begin STORED ROWS

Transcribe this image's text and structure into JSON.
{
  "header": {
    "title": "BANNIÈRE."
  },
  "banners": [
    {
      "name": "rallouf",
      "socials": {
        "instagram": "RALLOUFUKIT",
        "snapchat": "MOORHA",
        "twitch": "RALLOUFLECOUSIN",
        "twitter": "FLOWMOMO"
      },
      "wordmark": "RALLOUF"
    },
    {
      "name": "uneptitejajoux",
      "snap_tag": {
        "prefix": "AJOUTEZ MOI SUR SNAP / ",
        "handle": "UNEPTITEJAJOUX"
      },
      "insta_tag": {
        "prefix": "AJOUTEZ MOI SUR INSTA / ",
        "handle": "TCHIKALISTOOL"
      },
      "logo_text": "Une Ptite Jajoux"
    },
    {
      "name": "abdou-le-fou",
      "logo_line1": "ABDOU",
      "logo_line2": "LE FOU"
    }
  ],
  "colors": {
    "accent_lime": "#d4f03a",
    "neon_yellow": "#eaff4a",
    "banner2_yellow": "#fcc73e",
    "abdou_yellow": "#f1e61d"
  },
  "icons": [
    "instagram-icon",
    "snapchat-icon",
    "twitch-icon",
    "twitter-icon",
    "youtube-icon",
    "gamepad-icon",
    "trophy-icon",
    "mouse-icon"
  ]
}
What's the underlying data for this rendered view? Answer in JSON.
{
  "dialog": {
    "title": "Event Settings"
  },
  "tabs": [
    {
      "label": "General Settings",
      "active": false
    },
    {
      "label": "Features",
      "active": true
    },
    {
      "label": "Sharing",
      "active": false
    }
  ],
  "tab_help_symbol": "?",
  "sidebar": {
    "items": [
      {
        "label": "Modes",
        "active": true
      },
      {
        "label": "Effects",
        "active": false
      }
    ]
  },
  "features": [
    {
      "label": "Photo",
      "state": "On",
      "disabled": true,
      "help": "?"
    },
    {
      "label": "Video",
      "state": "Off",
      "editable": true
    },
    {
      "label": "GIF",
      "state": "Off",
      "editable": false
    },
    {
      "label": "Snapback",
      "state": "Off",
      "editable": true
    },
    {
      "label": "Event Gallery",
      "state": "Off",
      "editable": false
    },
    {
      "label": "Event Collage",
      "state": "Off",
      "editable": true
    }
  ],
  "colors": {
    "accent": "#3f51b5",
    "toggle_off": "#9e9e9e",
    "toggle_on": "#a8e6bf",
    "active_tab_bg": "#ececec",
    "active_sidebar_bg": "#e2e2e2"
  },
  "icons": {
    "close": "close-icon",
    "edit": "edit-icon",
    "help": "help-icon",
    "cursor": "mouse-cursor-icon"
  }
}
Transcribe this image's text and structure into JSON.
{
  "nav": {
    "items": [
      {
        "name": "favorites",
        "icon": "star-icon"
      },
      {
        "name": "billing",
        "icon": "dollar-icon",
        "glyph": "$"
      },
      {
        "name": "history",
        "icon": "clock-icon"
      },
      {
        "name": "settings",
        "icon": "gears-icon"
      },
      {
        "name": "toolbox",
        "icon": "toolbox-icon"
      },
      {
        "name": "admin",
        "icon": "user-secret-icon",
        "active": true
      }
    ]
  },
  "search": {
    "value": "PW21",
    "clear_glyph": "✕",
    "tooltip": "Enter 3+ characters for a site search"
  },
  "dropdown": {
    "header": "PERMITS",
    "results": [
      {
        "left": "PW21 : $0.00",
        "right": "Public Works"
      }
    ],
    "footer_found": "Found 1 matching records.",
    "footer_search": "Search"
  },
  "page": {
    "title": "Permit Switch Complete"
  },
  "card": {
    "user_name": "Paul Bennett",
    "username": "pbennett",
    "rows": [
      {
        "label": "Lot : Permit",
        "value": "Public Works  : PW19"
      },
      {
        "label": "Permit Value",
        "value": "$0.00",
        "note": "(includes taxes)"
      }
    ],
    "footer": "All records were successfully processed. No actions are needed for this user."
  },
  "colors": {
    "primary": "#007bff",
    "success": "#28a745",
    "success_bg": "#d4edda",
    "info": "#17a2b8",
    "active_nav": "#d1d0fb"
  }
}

end STORED ROWS

Extract the complete listing verbatim.

EXERCISE RESPONSE:
Transcribe this image's text and structure into JSON.
{
  "header": {
    "title": "BANNIÈRE."
  },
  "banners": [
    {
      "name": "rallouf",
      "socials": {
        "instagram": "RALLOUFUKIT",
        "snapchat": "MOORHA",
        "twitch": "RALLOUFLECOUSIN",
        "twitter": "FLOWMOMO"
      },
      "wordmark": "RALLOUF"
    },
    {
      "name": "uneptitejajoux",
      "snap_tag": {
        "prefix": "AJOUTEZ MOI SUR SNAP / ",
        "handle": "UNEPTITEJAJOUX"
      },
      "insta_tag": {
        "prefix": "AJOUTEZ MOI SUR INSTA / ",
        "handle": "TCHIKALISTOOL"
      },
      "logo_text": "Une Ptite Jajoux"
    },
    {
      "name": "abdou-le-fou",
      "logo_line1": "ABDOU",
      "logo_line2": "LE FOU"
    }
  ],
  "colors": {
    "accent_lime": "#d4f03a",
    "neon_yellow": "#eaff4a",
    "banner2_yellow": "#fcc73e",
    "abdou_yellow": "#f1e61d"
  },
  "icons": [
    "instagram-icon",
    "snapchat-icon",
    "twitch-icon",
    "twitter-icon",
    "youtube-icon",
    "gamepad-icon",
    "trophy-icon",
    "mouse-icon"
  ]
}
What's the underlying data for this rendered view? Answer in JSON.
{
  "dialog": {
    "title": "Event Settings"
  },
  "tabs": [
    {
      "label": "General Settings",
      "active": false
    },
    {
      "label": "Features",
      "active": true
    },
    {
      "label": "Sharing",
      "active": false
    }
  ],
  "tab_help_symbol": "?",
  "sidebar": {
    "items": [
      {
        "label": "Modes",
        "active": true
      },
      {
        "label": "Effects",
        "active": false
      }
    ]
  },
  "features": [
    {
      "label": "Photo",
      "state": "On",
      "disabled": true,
      "help": "?"
    },
    {
      "label": "Video",
      "state": "Off",
      "editable": true
    },
    {
      "label": "GIF",
      "state": "Off",
      "editable": false
    },
    {
      "label": "Snapback",
      "state": "Off",
      "editable": true
    },
    {
      "label": "Event Gallery",
      "state": "Off",
      "editable": false
    },
    {
      "label": "Event Collage",
      "state": "Off",
      "editable": true
    }
  ],
  "colors": {
    "accent": "#3f51b5",
    "toggle_off": "#9e9e9e",
    "toggle_on": "#a8e6bf",
    "active_tab_bg": "#ececec",
    "active_sidebar_bg": "#e2e2e2"
  },
  "icons": {
    "close": "close-icon",
    "edit": "edit-icon",
    "help": "help-icon",
    "cursor": "mouse-cursor-icon"
  }
}
Transcribe this image's text and structure into JSON.
{
  "nav": {
    "items": [
      {
        "name": "favorites",
        "icon": "star-icon"
      },
      {
        "name": "billing",
        "icon": "dollar-icon",
        "glyph": "$"
      },
      {
        "name": "history",
        "icon": "clock-icon"
      },
      {
        "name": "settings",
        "icon": "gears-icon"
      },
      {
        "name": "toolbox",
        "icon": "toolbox-icon"
      },
      {
        "name": "admin",
        "icon": "user-secret-icon",
        "active": true
      }
    ]
  },
  "search": {
    "value": "PW21",
    "clear_glyph": "✕",
    "tooltip": "Enter 3+ characters for a site search"
  },
  "dropdown": {
    "header": "PERMITS",
    "results": [
      {
        "left": "PW21 : $0.00",
        "right": "Public Works"
      }
    ],
    "footer_found": "Found 1 matching records.",
    "footer_search": "Search"
  },
  "page": {
    "title": "Permit Switch Complete"
  },
  "card": {
    "user_name": "Paul Bennett",
    "username": "pbennett",
    "rows": [
      {
        "label": "Lot : Permit",
        "value": "Public Works  : PW19"
      },
      {
        "label": "Permit Value",
        "value": "$0.00",
        "note": "(includes taxes)"
      }
    ],
    "footer": "All records were successfully processed. No actions are needed for this user."
  },
  "colors": {
    "primary": "#007bff",
    "success": "#28a745",
    "success_bg": "#d4edda",
    "info": "#17a2b8",
    "active_nav": "#d1d0fb"
  }
}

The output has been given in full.